[WHAT IS EXPECTED] Extract each line of the records below that contains the word "color".
---
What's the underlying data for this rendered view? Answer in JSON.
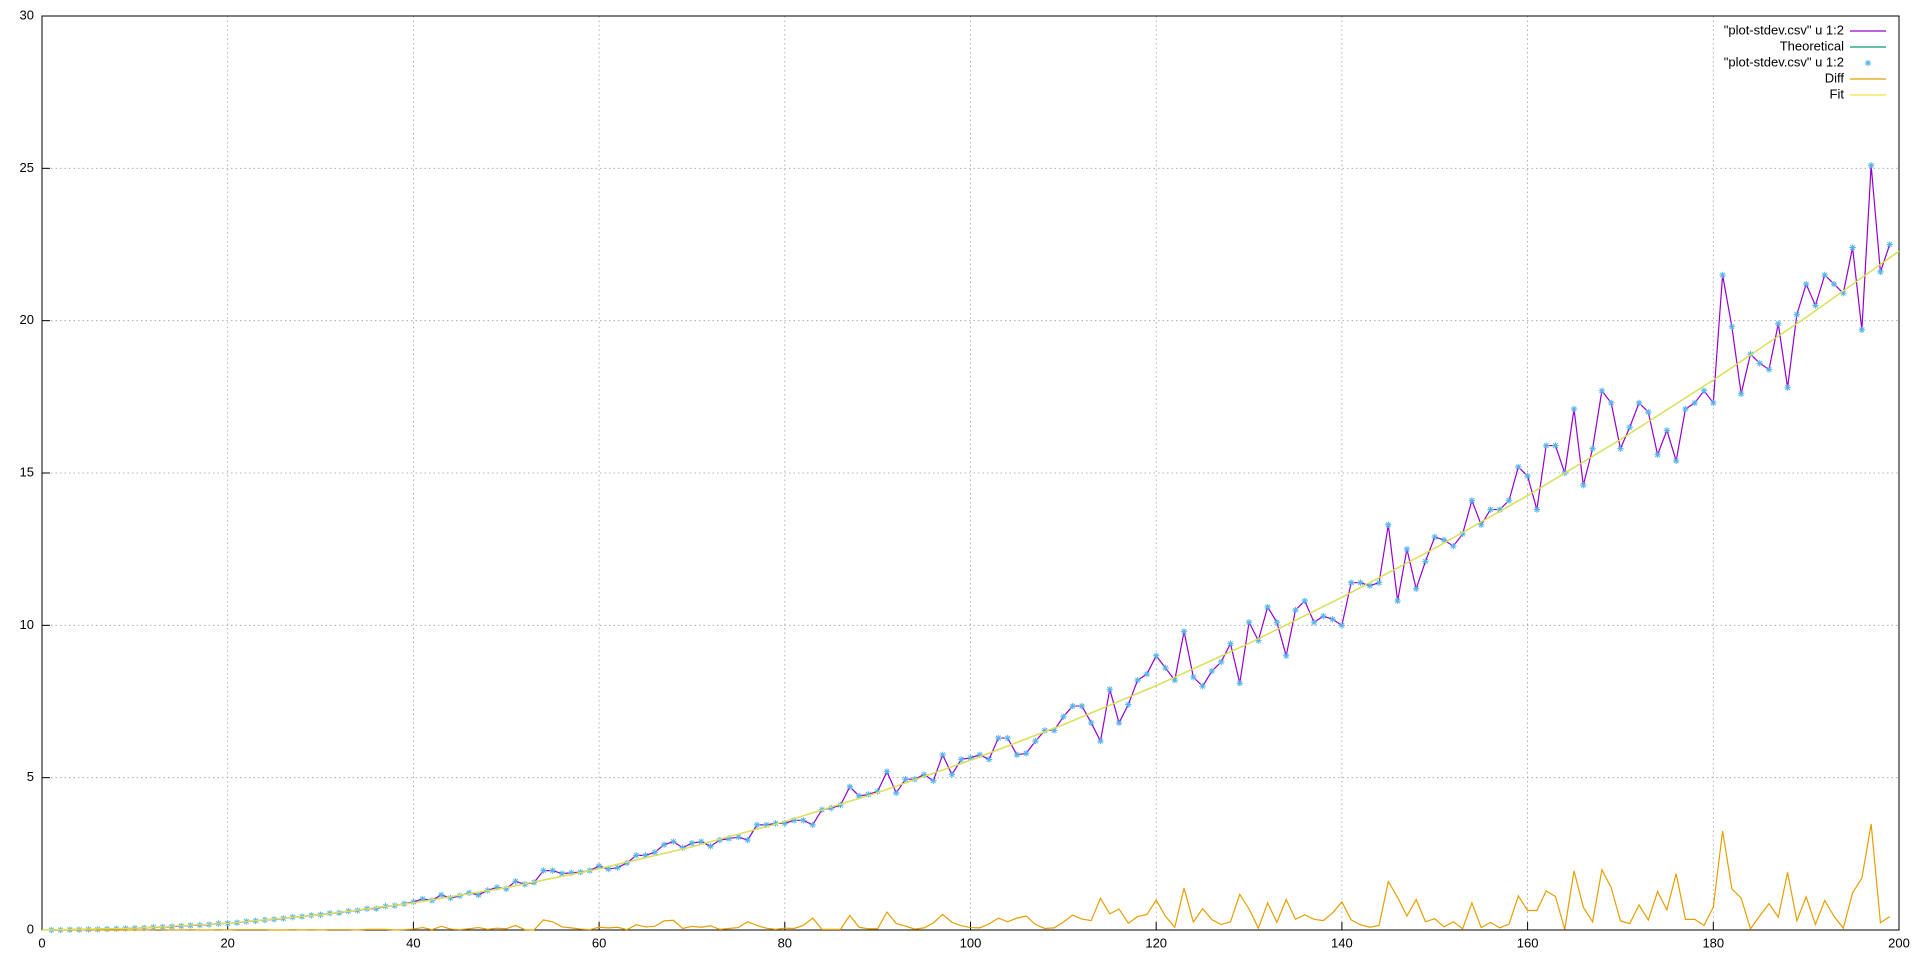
{
  "chart_data": {
    "type": "line",
    "xlim": [
      0,
      200
    ],
    "ylim": [
      0,
      30
    ],
    "xticks": [
      0,
      20,
      40,
      60,
      80,
      100,
      120,
      140,
      160,
      180,
      200
    ],
    "yticks": [
      0,
      5,
      10,
      15,
      20,
      25,
      30
    ],
    "grid": true,
    "legend": "top-right",
    "x": [
      1,
      2,
      3,
      4,
      5,
      6,
      7,
      8,
      9,
      10,
      11,
      12,
      13,
      14,
      15,
      16,
      17,
      18,
      19,
      20,
      21,
      22,
      23,
      24,
      25,
      26,
      27,
      28,
      29,
      30,
      31,
      32,
      33,
      34,
      35,
      36,
      37,
      38,
      39,
      40,
      41,
      42,
      43,
      44,
      45,
      46,
      47,
      48,
      49,
      50,
      51,
      52,
      53,
      54,
      55,
      56,
      57,
      58,
      59,
      60,
      61,
      62,
      63,
      64,
      65,
      66,
      67,
      68,
      69,
      70,
      71,
      72,
      73,
      74,
      75,
      76,
      77,
      78,
      79,
      80,
      81,
      82,
      83,
      84,
      85,
      86,
      87,
      88,
      89,
      90,
      91,
      92,
      93,
      94,
      95,
      96,
      97,
      98,
      99,
      100,
      101,
      102,
      103,
      104,
      105,
      106,
      107,
      108,
      109,
      110,
      111,
      112,
      113,
      114,
      115,
      116,
      117,
      118,
      119,
      120,
      121,
      122,
      123,
      124,
      125,
      126,
      127,
      128,
      129,
      130,
      131,
      132,
      133,
      134,
      135,
      136,
      137,
      138,
      139,
      140,
      141,
      142,
      143,
      144,
      145,
      146,
      147,
      148,
      149,
      150,
      151,
      152,
      153,
      154,
      155,
      156,
      157,
      158,
      159,
      160,
      161,
      162,
      163,
      164,
      165,
      166,
      167,
      168,
      169,
      170,
      171,
      172,
      173,
      174,
      175,
      176,
      177,
      178,
      179,
      180,
      181,
      182,
      183,
      184,
      185,
      186,
      187,
      188,
      189,
      190,
      191,
      192,
      193,
      194,
      195,
      196,
      197,
      198,
      199
    ],
    "series": [
      {
        "name": "\"plot-stdev.csv\"  u 1:2",
        "style": "lines",
        "color": "#9400d3",
        "values": [
          0,
          0,
          0.01,
          0.01,
          0.02,
          0.02,
          0.03,
          0.04,
          0.05,
          0.06,
          0.07,
          0.09,
          0.1,
          0.11,
          0.13,
          0.15,
          0.16,
          0.18,
          0.21,
          0.22,
          0.24,
          0.28,
          0.3,
          0.33,
          0.35,
          0.38,
          0.42,
          0.44,
          0.48,
          0.5,
          0.55,
          0.56,
          0.62,
          0.64,
          0.7,
          0.7,
          0.78,
          0.8,
          0.86,
          0.92,
          1.02,
          0.97,
          1.15,
          1.05,
          1.12,
          1.22,
          1.15,
          1.3,
          1.4,
          1.35,
          1.6,
          1.5,
          1.56,
          1.95,
          1.95,
          1.85,
          1.88,
          1.9,
          1.95,
          2.1,
          2.0,
          2.05,
          2.2,
          2.45,
          2.45,
          2.55,
          2.8,
          2.9,
          2.7,
          2.85,
          2.9,
          2.75,
          2.95,
          3.0,
          3.05,
          2.95,
          3.45,
          3.45,
          3.5,
          3.5,
          3.6,
          3.6,
          3.45,
          3.95,
          4.0,
          4.1,
          4.7,
          4.4,
          4.45,
          4.55,
          5.2,
          4.5,
          4.95,
          4.95,
          5.1,
          4.9,
          5.75,
          5.1,
          5.6,
          5.65,
          5.75,
          5.6,
          6.3,
          6.3,
          5.75,
          5.8,
          6.2,
          6.55,
          6.55,
          7.0,
          7.35,
          7.35,
          6.8,
          6.2,
          7.9,
          6.8,
          7.4,
          8.2,
          8.4,
          9.0,
          8.6,
          8.2,
          9.8,
          8.3,
          8.0,
          8.5,
          8.8,
          9.4,
          8.1,
          10.1,
          9.5,
          10.6,
          10.1,
          9.0,
          10.5,
          10.8,
          10.1,
          10.3,
          10.2,
          10.0,
          11.4,
          11.4,
          11.3,
          11.4,
          13.3,
          10.8,
          12.5,
          11.2,
          12.1,
          12.9,
          12.8,
          12.6,
          13.0,
          14.1,
          13.3,
          13.8,
          13.8,
          14.1,
          15.2,
          14.9,
          13.8,
          15.9,
          15.9,
          15.0,
          17.1,
          14.6,
          15.8,
          17.7,
          17.3,
          15.8,
          16.5,
          17.3,
          17.0,
          15.6,
          16.4,
          15.4,
          17.1,
          17.3,
          17.7,
          17.3,
          21.5,
          19.8,
          17.6,
          18.9,
          18.6,
          18.4,
          19.9,
          17.8,
          20.2,
          21.2,
          20.5,
          21.5,
          21.2,
          20.9,
          22.4,
          19.7,
          25.1,
          21.6,
          22.5
        ]
      },
      {
        "name": "Theoretical",
        "style": "lines",
        "color": "#009e73",
        "x": [
          0,
          10,
          20,
          30,
          40,
          50,
          60,
          70,
          80,
          90,
          100,
          110,
          120,
          130,
          140,
          150,
          160,
          170,
          180,
          190,
          200
        ],
        "values": [
          0,
          0.06,
          0.22,
          0.5,
          0.89,
          1.39,
          2.01,
          2.73,
          3.56,
          4.51,
          5.57,
          6.74,
          8.02,
          9.41,
          10.92,
          12.53,
          14.26,
          16.1,
          18.05,
          20.11,
          22.28
        ]
      },
      {
        "name": "\"plot-stdev.csv\" u 1:2",
        "style": "points",
        "color": "#56b4e9",
        "values": [
          0,
          0,
          0.01,
          0.01,
          0.02,
          0.02,
          0.03,
          0.04,
          0.05,
          0.06,
          0.07,
          0.09,
          0.1,
          0.11,
          0.13,
          0.15,
          0.16,
          0.18,
          0.21,
          0.22,
          0.24,
          0.28,
          0.3,
          0.33,
          0.35,
          0.38,
          0.42,
          0.44,
          0.48,
          0.5,
          0.55,
          0.56,
          0.62,
          0.64,
          0.7,
          0.7,
          0.78,
          0.8,
          0.86,
          0.92,
          1.02,
          0.97,
          1.15,
          1.05,
          1.12,
          1.22,
          1.15,
          1.3,
          1.4,
          1.35,
          1.6,
          1.5,
          1.56,
          1.95,
          1.95,
          1.85,
          1.88,
          1.9,
          1.95,
          2.1,
          2.0,
          2.05,
          2.2,
          2.45,
          2.45,
          2.55,
          2.8,
          2.9,
          2.7,
          2.85,
          2.9,
          2.75,
          2.95,
          3.0,
          3.05,
          2.95,
          3.45,
          3.45,
          3.5,
          3.5,
          3.6,
          3.6,
          3.45,
          3.95,
          4.0,
          4.1,
          4.7,
          4.4,
          4.45,
          4.55,
          5.2,
          4.5,
          4.95,
          4.95,
          5.1,
          4.9,
          5.75,
          5.1,
          5.6,
          5.65,
          5.75,
          5.6,
          6.3,
          6.3,
          5.75,
          5.8,
          6.2,
          6.55,
          6.55,
          7.0,
          7.35,
          7.35,
          6.8,
          6.2,
          7.9,
          6.8,
          7.4,
          8.2,
          8.4,
          9.0,
          8.6,
          8.2,
          9.8,
          8.3,
          8.0,
          8.5,
          8.8,
          9.4,
          8.1,
          10.1,
          9.5,
          10.6,
          10.1,
          9.0,
          10.5,
          10.8,
          10.1,
          10.3,
          10.2,
          10.0,
          11.4,
          11.4,
          11.3,
          11.4,
          13.3,
          10.8,
          12.5,
          11.2,
          12.1,
          12.9,
          12.8,
          12.6,
          13.0,
          14.1,
          13.3,
          13.8,
          13.8,
          14.1,
          15.2,
          14.9,
          13.8,
          15.9,
          15.9,
          15.0,
          17.1,
          14.6,
          15.8,
          17.7,
          17.3,
          15.8,
          16.5,
          17.3,
          17.0,
          15.6,
          16.4,
          15.4,
          17.1,
          17.3,
          17.7,
          17.3,
          21.5,
          19.8,
          17.6,
          18.9,
          18.6,
          18.4,
          19.9,
          17.8,
          20.2,
          21.2,
          20.5,
          21.5,
          21.2,
          20.9,
          22.4,
          19.7,
          25.1,
          21.6,
          22.5
        ]
      },
      {
        "name": "Diff",
        "style": "lines",
        "color": "#e69f00",
        "values": [
          0,
          0,
          0,
          0,
          0.01,
          0,
          0,
          0,
          0,
          0,
          0,
          0.01,
          0.01,
          0,
          0,
          0.01,
          0,
          0,
          0.01,
          0,
          0.01,
          0.01,
          0.01,
          0.01,
          0,
          0,
          0.01,
          0,
          0.01,
          0,
          0.01,
          0.01,
          0.01,
          0,
          0.02,
          0.02,
          0.02,
          0,
          0.01,
          0.03,
          0.08,
          0.01,
          0.12,
          0.03,
          0.01,
          0.04,
          0.08,
          0.02,
          0.06,
          0.04,
          0.15,
          0.01,
          0,
          0.33,
          0.27,
          0.1,
          0.07,
          0.03,
          0.01,
          0.09,
          0.07,
          0.09,
          0.01,
          0.17,
          0.1,
          0.12,
          0.3,
          0.32,
          0.05,
          0.12,
          0.09,
          0.14,
          0.02,
          0.05,
          0.08,
          0.27,
          0.15,
          0.06,
          0.02,
          0.06,
          0.05,
          0.15,
          0.39,
          0.02,
          0.02,
          0.02,
          0.48,
          0.09,
          0.04,
          0.04,
          0.59,
          0.21,
          0.13,
          0.03,
          0.07,
          0.23,
          0.51,
          0.25,
          0.14,
          0.08,
          0.07,
          0.2,
          0.39,
          0.27,
          0.39,
          0.46,
          0.18,
          0.05,
          0.07,
          0.26,
          0.49,
          0.36,
          0.31,
          1.04,
          0.53,
          0.69,
          0.22,
          0.44,
          0.51,
          0.98,
          0.45,
          0.09,
          1.37,
          0.26,
          0.7,
          0.34,
          0.18,
          0.27,
          1.17,
          0.69,
          0.06,
          0.89,
          0.25,
          1.0,
          0.35,
          0.5,
          0.35,
          0.31,
          0.56,
          0.92,
          0.33,
          0.17,
          0.09,
          0.15,
          1.59,
          1.07,
          0.46,
          1.0,
          0.27,
          0.37,
          0.1,
          0.27,
          0.04,
          0.89,
          0.08,
          0.25,
          0.07,
          0.19,
          1.12,
          0.64,
          0.64,
          1.28,
          1.1,
          0.02,
          1.94,
          0.75,
          0.27,
          1.98,
          1.39,
          0.3,
          0.21,
          0.82,
          0.33,
          1.26,
          0.66,
          1.85,
          0.35,
          0.35,
          0.15,
          0.75,
          3.25,
          1.35,
          1.05,
          0.04,
          0.46,
          0.87,
          0.42,
          1.89,
          0.3,
          1.09,
          0.18,
          0.97,
          0.45,
          0.06,
          1.22,
          1.7,
          3.48,
          0.24,
          0.44
        ]
      },
      {
        "name": "Fit",
        "style": "lines",
        "color": "#f0e442",
        "x": [
          0,
          10,
          20,
          30,
          40,
          50,
          60,
          70,
          80,
          90,
          100,
          110,
          120,
          130,
          140,
          150,
          160,
          170,
          180,
          190,
          200
        ],
        "values": [
          0,
          0.06,
          0.22,
          0.5,
          0.89,
          1.39,
          2.01,
          2.73,
          3.56,
          4.51,
          5.57,
          6.74,
          8.02,
          9.41,
          10.92,
          12.53,
          14.26,
          16.1,
          18.05,
          20.11,
          22.28
        ]
      }
    ]
  }
}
---
[ANSWER TO THE EXERCISE]
        "color": "#9400d3",
        "color": "#009e73",
        "color": "#56b4e9",
        "color": "#e69f00",
        "color": "#f0e442",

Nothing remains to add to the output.